### Material for this task
-- BEGIN --

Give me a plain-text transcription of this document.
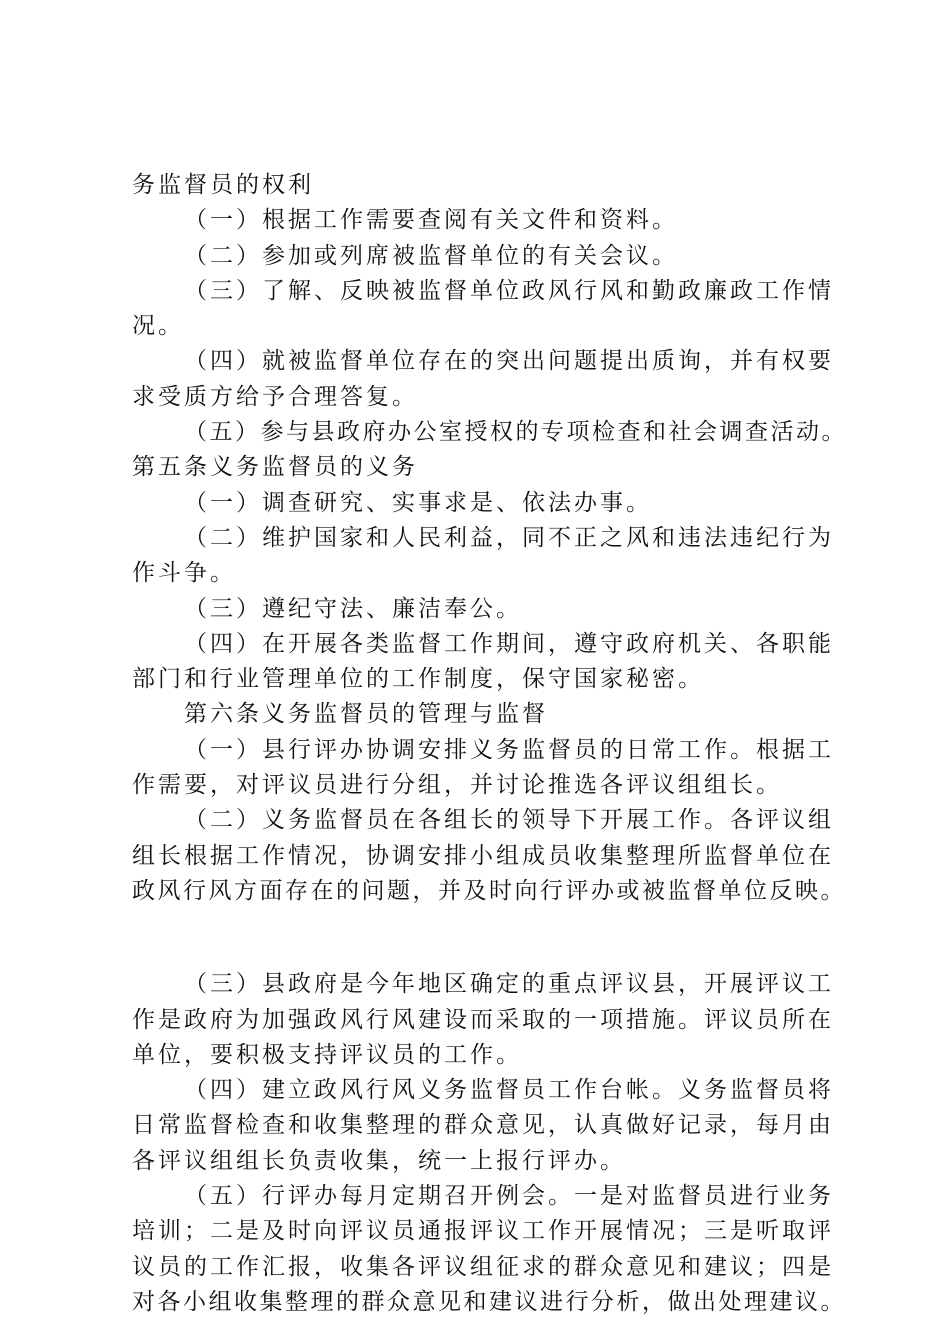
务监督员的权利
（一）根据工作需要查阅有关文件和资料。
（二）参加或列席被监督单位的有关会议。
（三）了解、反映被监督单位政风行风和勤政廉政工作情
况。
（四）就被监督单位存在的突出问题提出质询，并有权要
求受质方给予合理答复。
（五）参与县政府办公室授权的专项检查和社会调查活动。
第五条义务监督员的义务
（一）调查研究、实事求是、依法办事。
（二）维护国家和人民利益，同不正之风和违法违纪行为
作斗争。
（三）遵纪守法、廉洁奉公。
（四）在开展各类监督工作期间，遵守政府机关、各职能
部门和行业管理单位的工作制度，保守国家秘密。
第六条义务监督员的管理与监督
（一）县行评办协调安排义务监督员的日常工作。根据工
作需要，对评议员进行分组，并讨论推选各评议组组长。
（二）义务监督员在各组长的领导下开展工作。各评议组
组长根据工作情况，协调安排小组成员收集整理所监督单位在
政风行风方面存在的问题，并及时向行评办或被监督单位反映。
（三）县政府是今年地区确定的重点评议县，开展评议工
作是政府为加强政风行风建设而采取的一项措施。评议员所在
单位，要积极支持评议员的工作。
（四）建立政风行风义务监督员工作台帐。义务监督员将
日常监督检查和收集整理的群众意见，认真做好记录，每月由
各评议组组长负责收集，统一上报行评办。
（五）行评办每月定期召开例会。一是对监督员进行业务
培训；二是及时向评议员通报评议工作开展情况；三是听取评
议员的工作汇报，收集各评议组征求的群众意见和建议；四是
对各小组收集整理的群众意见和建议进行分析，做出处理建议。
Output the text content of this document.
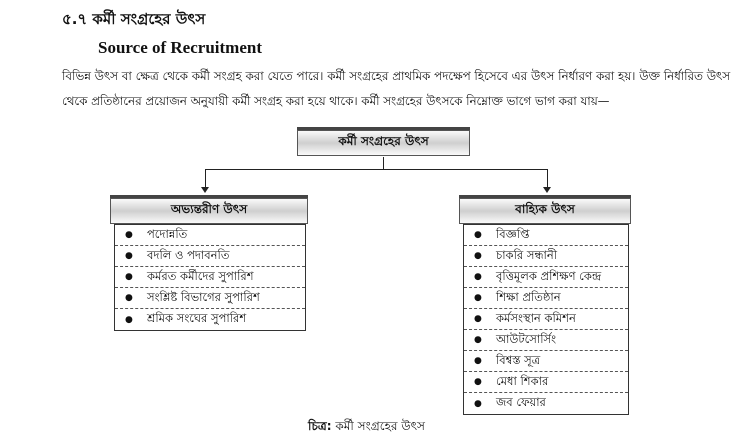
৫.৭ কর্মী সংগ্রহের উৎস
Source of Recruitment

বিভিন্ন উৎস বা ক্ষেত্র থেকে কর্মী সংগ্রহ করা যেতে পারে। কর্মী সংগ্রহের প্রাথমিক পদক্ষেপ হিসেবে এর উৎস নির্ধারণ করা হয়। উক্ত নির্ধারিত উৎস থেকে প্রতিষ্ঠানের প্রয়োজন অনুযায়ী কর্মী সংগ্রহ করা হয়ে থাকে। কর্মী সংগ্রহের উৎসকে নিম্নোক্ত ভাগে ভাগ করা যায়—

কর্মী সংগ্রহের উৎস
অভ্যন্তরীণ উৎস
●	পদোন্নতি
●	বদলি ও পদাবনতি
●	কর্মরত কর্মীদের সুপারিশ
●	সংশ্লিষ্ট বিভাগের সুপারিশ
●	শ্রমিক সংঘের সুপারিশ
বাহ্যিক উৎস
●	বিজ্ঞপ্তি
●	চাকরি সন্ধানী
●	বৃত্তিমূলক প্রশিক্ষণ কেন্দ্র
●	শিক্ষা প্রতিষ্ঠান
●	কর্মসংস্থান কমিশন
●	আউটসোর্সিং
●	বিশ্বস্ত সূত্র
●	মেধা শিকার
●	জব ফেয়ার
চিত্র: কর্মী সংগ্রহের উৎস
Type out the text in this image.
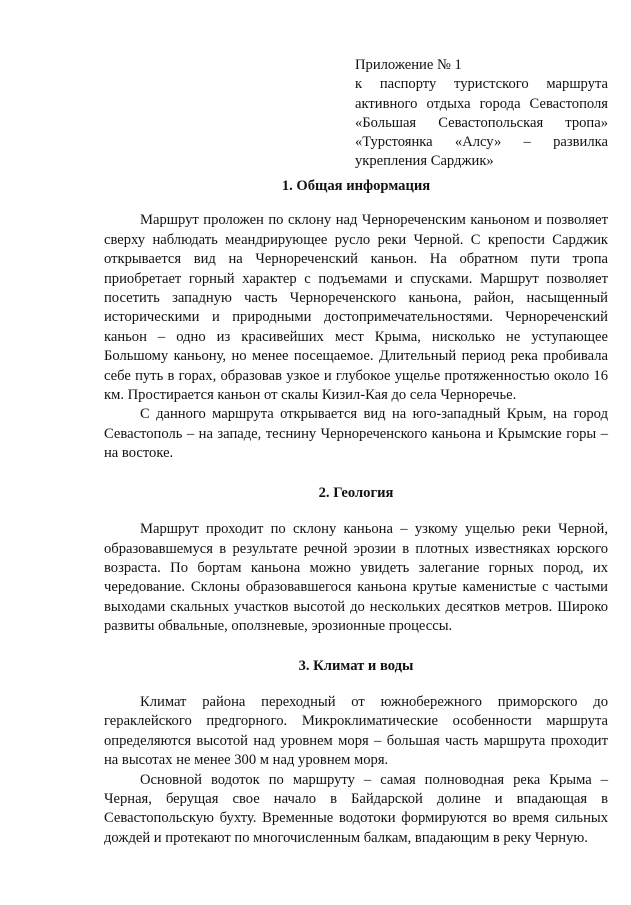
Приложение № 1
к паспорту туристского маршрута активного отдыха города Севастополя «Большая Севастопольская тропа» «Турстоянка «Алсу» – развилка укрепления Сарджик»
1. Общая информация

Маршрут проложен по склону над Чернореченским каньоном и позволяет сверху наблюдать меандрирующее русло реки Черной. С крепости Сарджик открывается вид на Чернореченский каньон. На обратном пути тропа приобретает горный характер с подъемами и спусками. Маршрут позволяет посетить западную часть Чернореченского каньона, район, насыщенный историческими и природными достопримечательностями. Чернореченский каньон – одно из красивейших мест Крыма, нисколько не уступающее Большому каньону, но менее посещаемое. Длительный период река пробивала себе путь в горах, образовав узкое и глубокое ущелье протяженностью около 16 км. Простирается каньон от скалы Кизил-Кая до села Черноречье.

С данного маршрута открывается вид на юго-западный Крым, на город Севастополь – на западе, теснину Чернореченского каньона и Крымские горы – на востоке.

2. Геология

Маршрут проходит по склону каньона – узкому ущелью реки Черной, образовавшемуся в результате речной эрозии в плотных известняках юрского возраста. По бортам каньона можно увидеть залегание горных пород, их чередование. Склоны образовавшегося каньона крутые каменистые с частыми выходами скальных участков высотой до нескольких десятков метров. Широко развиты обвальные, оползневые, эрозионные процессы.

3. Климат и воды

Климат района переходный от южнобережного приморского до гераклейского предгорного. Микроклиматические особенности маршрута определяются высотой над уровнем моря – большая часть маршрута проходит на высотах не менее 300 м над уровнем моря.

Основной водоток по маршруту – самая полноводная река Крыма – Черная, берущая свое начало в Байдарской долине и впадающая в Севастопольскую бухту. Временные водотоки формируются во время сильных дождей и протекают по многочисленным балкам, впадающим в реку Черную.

-- END --

### Do this
Could you repeat all of the material exactly? Pictures should not be copied.

### Result
Give me a plain-text transcription of this document.
务监督员的权利
（一）根据工作需要查阅有关文件和资料。
（二）参加或列席被监督单位的有关会议。
（三）了解、反映被监督单位政风行风和勤政廉政工作情
况。
（四）就被监督单位存在的突出问题提出质询，并有权要
求受质方给予合理答复。
（五）参与县政府办公室授权的专项检查和社会调查活动。
第五条义务监督员的义务
（一）调查研究、实事求是、依法办事。
（二）维护国家和人民利益，同不正之风和违法违纪行为
作斗争。
（三）遵纪守法、廉洁奉公。
（四）在开展各类监督工作期间，遵守政府机关、各职能
部门和行业管理单位的工作制度，保守国家秘密。
第六条义务监督员的管理与监督
（一）县行评办协调安排义务监督员的日常工作。根据工
作需要，对评议员进行分组，并讨论推选各评议组组长。
（二）义务监督员在各组长的领导下开展工作。各评议组
组长根据工作情况，协调安排小组成员收集整理所监督单位在
政风行风方面存在的问题，并及时向行评办或被监督单位反映。
（三）县政府是今年地区确定的重点评议县，开展评议工
作是政府为加强政风行风建设而采取的一项措施。评议员所在
单位，要积极支持评议员的工作。
（四）建立政风行风义务监督员工作台帐。义务监督员将
日常监督检查和收集整理的群众意见，认真做好记录，每月由
各评议组组长负责收集，统一上报行评办。
（五）行评办每月定期召开例会。一是对监督员进行业务
培训；二是及时向评议员通报评议工作开展情况；三是听取评
议员的工作汇报，收集各评议组征求的群众意见和建议；四是
对各小组收集整理的群众意见和建议进行分析，做出处理建议。
Output the text content of this document.
৫.৭ কর্মী সংগ্রহের উৎস
Source of Recruitment

বিভিন্ন উৎস বা ক্ষেত্র থেকে কর্মী সংগ্রহ করা যেতে পারে। কর্মী সংগ্রহের প্রাথমিক পদক্ষেপ হিসেবে এর উৎস নির্ধারণ করা হয়। উক্ত নির্ধারিত উৎস থেকে প্রতিষ্ঠানের প্রয়োজন অনুযায়ী কর্মী সংগ্রহ করা হয়ে থাকে। কর্মী সংগ্রহের উৎসকে নিম্নোক্ত ভাগে ভাগ করা যায়—

কর্মী সংগ্রহের উৎস
অভ্যন্তরীণ উৎস
●	পদোন্নতি
●	বদলি ও পদাবনতি
●	কর্মরত কর্মীদের সুপারিশ
●	সংশ্লিষ্ট বিভাগের সুপারিশ
●	শ্রমিক সংঘের সুপারিশ
বাহ্যিক উৎস
●	বিজ্ঞপ্তি
●	চাকরি সন্ধানী
●	বৃত্তিমূলক প্রশিক্ষণ কেন্দ্র
●	শিক্ষা প্রতিষ্ঠান
●	কর্মসংস্থান কমিশন
●	আউটসোর্সিং
●	বিশ্বস্ত সূত্র
●	মেধা শিকার
●	জব ফেয়ার
চিত্র: কর্মী সংগ্রহের উৎস
Type out the text in this image.
Приложение № 1
к паспорту туристского маршрута активного отдыха города Севастополя «Большая Севастопольская тропа» «Турстоянка «Алсу» – развилка укрепления Сарджик»
1. Общая информация

Маршрут проложен по склону над Чернореченским каньоном и позволяет сверху наблюдать меандрирующее русло реки Черной. С крепости Сарджик открывается вид на Чернореченский каньон. На обратном пути тропа приобретает горный характер с подъемами и спусками. Маршрут позволяет посетить западную часть Чернореченского каньона, район, насыщенный историческими и природными достопримечательностями. Чернореченский каньон – одно из красивейших мест Крыма, нисколько не уступающее Большому каньону, но менее посещаемое. Длительный период река пробивала себе путь в горах, образовав узкое и глубокое ущелье протяженностью около 16 км. Простирается каньон от скалы Кизил-Кая до села Черноречье.

С данного маршрута открывается вид на юго-западный Крым, на город Севастополь – на западе, теснину Чернореченского каньона и Крымские горы – на востоке.

2. Геология

Маршрут проходит по склону каньона – узкому ущелью реки Черной, образовавшемуся в результате речной эрозии в плотных известняках юрского возраста. По бортам каньона можно увидеть залегание горных пород, их чередование. Склоны образовавшегося каньона крутые каменистые с частыми выходами скальных участков высотой до нескольких десятков метров. Широко развиты обвальные, оползневые, эрозионные процессы.

3. Климат и воды

Климат района переходный от южнобережного приморского до гераклейского предгорного. Микроклиматические особенности маршрута определяются высотой над уровнем моря – большая часть маршрута проходит на высотах не менее 300 м над уровнем моря.

Основной водоток по маршруту – самая полноводная река Крыма – Черная, берущая свое начало в Байдарской долине и впадающая в Севастопольскую бухту. Временные водотоки формируются во время сильных дождей и протекают по многочисленным балкам, впадающим в реку Черную.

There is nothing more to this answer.